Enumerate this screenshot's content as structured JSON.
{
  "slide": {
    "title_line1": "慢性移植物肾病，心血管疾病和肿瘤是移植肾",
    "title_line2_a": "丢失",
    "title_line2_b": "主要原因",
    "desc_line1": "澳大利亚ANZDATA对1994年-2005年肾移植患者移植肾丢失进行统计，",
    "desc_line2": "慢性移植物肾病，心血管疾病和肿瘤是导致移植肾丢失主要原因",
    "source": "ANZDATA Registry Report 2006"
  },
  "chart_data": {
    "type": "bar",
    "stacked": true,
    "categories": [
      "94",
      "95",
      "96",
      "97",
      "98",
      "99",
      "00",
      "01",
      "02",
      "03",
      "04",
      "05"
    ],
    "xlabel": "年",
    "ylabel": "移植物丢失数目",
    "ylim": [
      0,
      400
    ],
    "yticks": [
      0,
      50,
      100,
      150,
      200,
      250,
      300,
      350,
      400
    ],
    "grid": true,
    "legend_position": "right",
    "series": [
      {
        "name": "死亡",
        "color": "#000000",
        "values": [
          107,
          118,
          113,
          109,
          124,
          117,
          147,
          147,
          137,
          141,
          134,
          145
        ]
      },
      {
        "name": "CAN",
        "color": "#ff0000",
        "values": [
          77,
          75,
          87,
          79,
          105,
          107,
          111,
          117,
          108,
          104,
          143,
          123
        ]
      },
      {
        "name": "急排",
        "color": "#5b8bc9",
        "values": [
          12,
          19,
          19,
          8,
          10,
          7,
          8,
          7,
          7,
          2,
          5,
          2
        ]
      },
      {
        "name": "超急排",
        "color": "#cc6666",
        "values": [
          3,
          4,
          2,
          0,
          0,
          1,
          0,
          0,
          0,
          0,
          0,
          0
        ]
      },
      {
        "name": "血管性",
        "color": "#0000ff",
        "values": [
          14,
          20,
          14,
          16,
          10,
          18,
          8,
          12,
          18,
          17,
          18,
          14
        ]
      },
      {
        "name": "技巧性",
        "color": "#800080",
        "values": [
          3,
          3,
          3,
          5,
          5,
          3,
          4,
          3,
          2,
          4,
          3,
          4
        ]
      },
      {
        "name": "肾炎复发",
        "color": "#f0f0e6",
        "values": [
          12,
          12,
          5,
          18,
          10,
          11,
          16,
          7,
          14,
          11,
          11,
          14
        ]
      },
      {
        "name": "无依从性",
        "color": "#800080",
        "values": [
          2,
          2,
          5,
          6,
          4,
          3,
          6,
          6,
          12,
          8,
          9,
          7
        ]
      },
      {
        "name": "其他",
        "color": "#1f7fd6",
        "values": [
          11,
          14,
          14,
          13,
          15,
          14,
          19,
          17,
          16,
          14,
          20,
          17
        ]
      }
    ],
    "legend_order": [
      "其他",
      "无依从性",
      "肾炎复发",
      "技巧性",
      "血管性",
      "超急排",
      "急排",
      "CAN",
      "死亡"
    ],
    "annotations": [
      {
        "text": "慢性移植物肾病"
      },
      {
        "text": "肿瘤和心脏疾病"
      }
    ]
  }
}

◇ ◇ ◇ ◇

SHORT TASK: Write out every line from the records above, word for word.

TASK RESPONSE:
Enumerate this screenshot's content as structured JSON.
{
  "slide": {
    "title_line1": "慢性移植物肾病，心血管疾病和肿瘤是移植肾",
    "title_line2_a": "丢失",
    "title_line2_b": "主要原因",
    "desc_line1": "澳大利亚ANZDATA对1994年-2005年肾移植患者移植肾丢失进行统计，",
    "desc_line2": "慢性移植物肾病，心血管疾病和肿瘤是导致移植肾丢失主要原因",
    "source": "ANZDATA Registry Report 2006"
  },
  "chart_data": {
    "type": "bar",
    "stacked": true,
    "categories": [
      "94",
      "95",
      "96",
      "97",
      "98",
      "99",
      "00",
      "01",
      "02",
      "03",
      "04",
      "05"
    ],
    "xlabel": "年",
    "ylabel": "移植物丢失数目",
    "ylim": [
      0,
      400
    ],
    "yticks": [
      0,
      50,
      100,
      150,
      200,
      250,
      300,
      350,
      400
    ],
    "grid": true,
    "legend_position": "right",
    "series": [
      {
        "name": "死亡",
        "color": "#000000",
        "values": [
          107,
          118,
          113,
          109,
          124,
          117,
          147,
          147,
          137,
          141,
          134,
          145
        ]
      },
      {
        "name": "CAN",
        "color": "#ff0000",
        "values": [
          77,
          75,
          87,
          79,
          105,
          107,
          111,
          117,
          108,
          104,
          143,
          123
        ]
      },
      {
        "name": "急排",
        "color": "#5b8bc9",
        "values": [
          12,
          19,
          19,
          8,
          10,
          7,
          8,
          7,
          7,
          2,
          5,
          2
        ]
      },
      {
        "name": "超急排",
        "color": "#cc6666",
        "values": [
          3,
          4,
          2,
          0,
          0,
          1,
          0,
          0,
          0,
          0,
          0,
          0
        ]
      },
      {
        "name": "血管性",
        "color": "#0000ff",
        "values": [
          14,
          20,
          14,
          16,
          10,
          18,
          8,
          12,
          18,
          17,
          18,
          14
        ]
      },
      {
        "name": "技巧性",
        "color": "#800080",
        "values": [
          3,
          3,
          3,
          5,
          5,
          3,
          4,
          3,
          2,
          4,
          3,
          4
        ]
      },
      {
        "name": "肾炎复发",
        "color": "#f0f0e6",
        "values": [
          12,
          12,
          5,
          18,
          10,
          11,
          16,
          7,
          14,
          11,
          11,
          14
        ]
      },
      {
        "name": "无依从性",
        "color": "#800080",
        "values": [
          2,
          2,
          5,
          6,
          4,
          3,
          6,
          6,
          12,
          8,
          9,
          7
        ]
      },
      {
        "name": "其他",
        "color": "#1f7fd6",
        "values": [
          11,
          14,
          14,
          13,
          15,
          14,
          19,
          17,
          16,
          14,
          20,
          17
        ]
      }
    ],
    "legend_order": [
      "其他",
      "无依从性",
      "肾炎复发",
      "技巧性",
      "血管性",
      "超急排",
      "急排",
      "CAN",
      "死亡"
    ],
    "annotations": [
      {
        "text": "慢性移植物肾病"
      },
      {
        "text": "肿瘤和心脏疾病"
      }
    ]
  }
}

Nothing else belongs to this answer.